◆ EXERCISE REQUIREMENTS
Write out every entry exactly as it appears.

** start of EXTRACTED MATERIAL **

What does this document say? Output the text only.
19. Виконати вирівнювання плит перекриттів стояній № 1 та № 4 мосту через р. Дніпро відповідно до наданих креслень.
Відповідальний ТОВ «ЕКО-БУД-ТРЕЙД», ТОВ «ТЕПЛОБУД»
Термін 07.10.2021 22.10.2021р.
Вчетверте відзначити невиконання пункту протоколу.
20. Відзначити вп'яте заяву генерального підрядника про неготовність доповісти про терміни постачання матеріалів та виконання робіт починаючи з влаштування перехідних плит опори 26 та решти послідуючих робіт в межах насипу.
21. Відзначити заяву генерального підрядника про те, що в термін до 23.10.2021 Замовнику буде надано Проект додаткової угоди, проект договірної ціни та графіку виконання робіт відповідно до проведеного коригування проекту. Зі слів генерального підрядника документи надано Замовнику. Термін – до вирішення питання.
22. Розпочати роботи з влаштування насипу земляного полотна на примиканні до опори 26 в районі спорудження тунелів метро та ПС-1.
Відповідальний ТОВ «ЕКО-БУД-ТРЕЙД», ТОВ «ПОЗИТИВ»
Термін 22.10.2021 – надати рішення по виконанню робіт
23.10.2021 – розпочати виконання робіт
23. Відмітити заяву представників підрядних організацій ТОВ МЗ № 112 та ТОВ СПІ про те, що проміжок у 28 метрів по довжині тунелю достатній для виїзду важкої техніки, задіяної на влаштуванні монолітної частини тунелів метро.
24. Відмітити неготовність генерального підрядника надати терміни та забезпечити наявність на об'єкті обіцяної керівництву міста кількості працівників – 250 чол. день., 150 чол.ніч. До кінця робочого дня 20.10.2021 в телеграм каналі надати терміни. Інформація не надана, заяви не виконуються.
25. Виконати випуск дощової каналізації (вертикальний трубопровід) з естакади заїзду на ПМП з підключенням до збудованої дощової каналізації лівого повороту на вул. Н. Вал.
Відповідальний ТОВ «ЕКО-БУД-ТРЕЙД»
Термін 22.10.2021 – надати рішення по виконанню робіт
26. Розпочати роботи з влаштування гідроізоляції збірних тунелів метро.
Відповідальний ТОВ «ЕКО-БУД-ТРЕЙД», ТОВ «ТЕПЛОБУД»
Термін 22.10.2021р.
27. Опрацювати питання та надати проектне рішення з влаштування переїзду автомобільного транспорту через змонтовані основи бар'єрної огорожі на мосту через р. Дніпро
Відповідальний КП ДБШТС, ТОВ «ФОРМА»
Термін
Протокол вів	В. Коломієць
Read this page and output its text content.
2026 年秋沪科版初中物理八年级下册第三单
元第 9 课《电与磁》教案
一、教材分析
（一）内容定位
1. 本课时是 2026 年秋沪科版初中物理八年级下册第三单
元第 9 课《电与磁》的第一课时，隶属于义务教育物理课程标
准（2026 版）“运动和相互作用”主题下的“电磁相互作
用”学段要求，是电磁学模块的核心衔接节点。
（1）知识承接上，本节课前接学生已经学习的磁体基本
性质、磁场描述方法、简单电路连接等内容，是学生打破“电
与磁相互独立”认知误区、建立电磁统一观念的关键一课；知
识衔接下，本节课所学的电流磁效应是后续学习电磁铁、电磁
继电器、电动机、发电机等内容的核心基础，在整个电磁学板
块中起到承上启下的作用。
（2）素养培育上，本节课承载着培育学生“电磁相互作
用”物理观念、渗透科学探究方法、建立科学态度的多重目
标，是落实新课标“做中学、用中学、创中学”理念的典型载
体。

** end of EXTRACTED MATERIAL **

◆ EXERCISE RESULT
What does this document say? Output the text only.
19. Виконати вирівнювання плит перекриттів стояній № 1 та № 4 мосту через р. Дніпро відповідно до наданих креслень.
Відповідальний ТОВ «ЕКО-БУД-ТРЕЙД», ТОВ «ТЕПЛОБУД»
Термін 07.10.2021 22.10.2021р.
Вчетверте відзначити невиконання пункту протоколу.
20. Відзначити вп'яте заяву генерального підрядника про неготовність доповісти про терміни постачання матеріалів та виконання робіт починаючи з влаштування перехідних плит опори 26 та решти послідуючих робіт в межах насипу.
21. Відзначити заяву генерального підрядника про те, що в термін до 23.10.2021 Замовнику буде надано Проект додаткової угоди, проект договірної ціни та графіку виконання робіт відповідно до проведеного коригування проекту. Зі слів генерального підрядника документи надано Замовнику. Термін – до вирішення питання.
22. Розпочати роботи з влаштування насипу земляного полотна на примиканні до опори 26 в районі спорудження тунелів метро та ПС-1.
Відповідальний ТОВ «ЕКО-БУД-ТРЕЙД», ТОВ «ПОЗИТИВ»
Термін 22.10.2021 – надати рішення по виконанню робіт
23.10.2021 – розпочати виконання робіт
23. Відмітити заяву представників підрядних організацій ТОВ МЗ № 112 та ТОВ СПІ про те, що проміжок у 28 метрів по довжині тунелю достатній для виїзду важкої техніки, задіяної на влаштуванні монолітної частини тунелів метро.
24. Відмітити неготовність генерального підрядника надати терміни та забезпечити наявність на об'єкті обіцяної керівництву міста кількості працівників – 250 чол. день., 150 чол.ніч. До кінця робочого дня 20.10.2021 в телеграм каналі надати терміни. Інформація не надана, заяви не виконуються.
25. Виконати випуск дощової каналізації (вертикальний трубопровід) з естакади заїзду на ПМП з підключенням до збудованої дощової каналізації лівого повороту на вул. Н. Вал.
Відповідальний ТОВ «ЕКО-БУД-ТРЕЙД»
Термін 22.10.2021 – надати рішення по виконанню робіт
26. Розпочати роботи з влаштування гідроізоляції збірних тунелів метро.
Відповідальний ТОВ «ЕКО-БУД-ТРЕЙД», ТОВ «ТЕПЛОБУД»
Термін 22.10.2021р.
27. Опрацювати питання та надати проектне рішення з влаштування переїзду автомобільного транспорту через змонтовані основи бар'єрної огорожі на мосту через р. Дніпро
Відповідальний КП ДБШТС, ТОВ «ФОРМА»
Термін
Протокол вів	В. Коломієць
Read this page and output its text content.
2026 年秋沪科版初中物理八年级下册第三单
元第 9 课《电与磁》教案
一、教材分析
（一）内容定位
1. 本课时是 2026 年秋沪科版初中物理八年级下册第三单
元第 9 课《电与磁》的第一课时，隶属于义务教育物理课程标
准（2026 版）“运动和相互作用”主题下的“电磁相互作
用”学段要求，是电磁学模块的核心衔接节点。
（1）知识承接上，本节课前接学生已经学习的磁体基本
性质、磁场描述方法、简单电路连接等内容，是学生打破“电
与磁相互独立”认知误区、建立电磁统一观念的关键一课；知
识衔接下，本节课所学的电流磁效应是后续学习电磁铁、电磁
继电器、电动机、发电机等内容的核心基础，在整个电磁学板
块中起到承上启下的作用。
（2）素养培育上，本节课承载着培育学生“电磁相互作
用”物理观念、渗透科学探究方法、建立科学态度的多重目
标，是落实新课标“做中学、用中学、创中学”理念的典型载
体。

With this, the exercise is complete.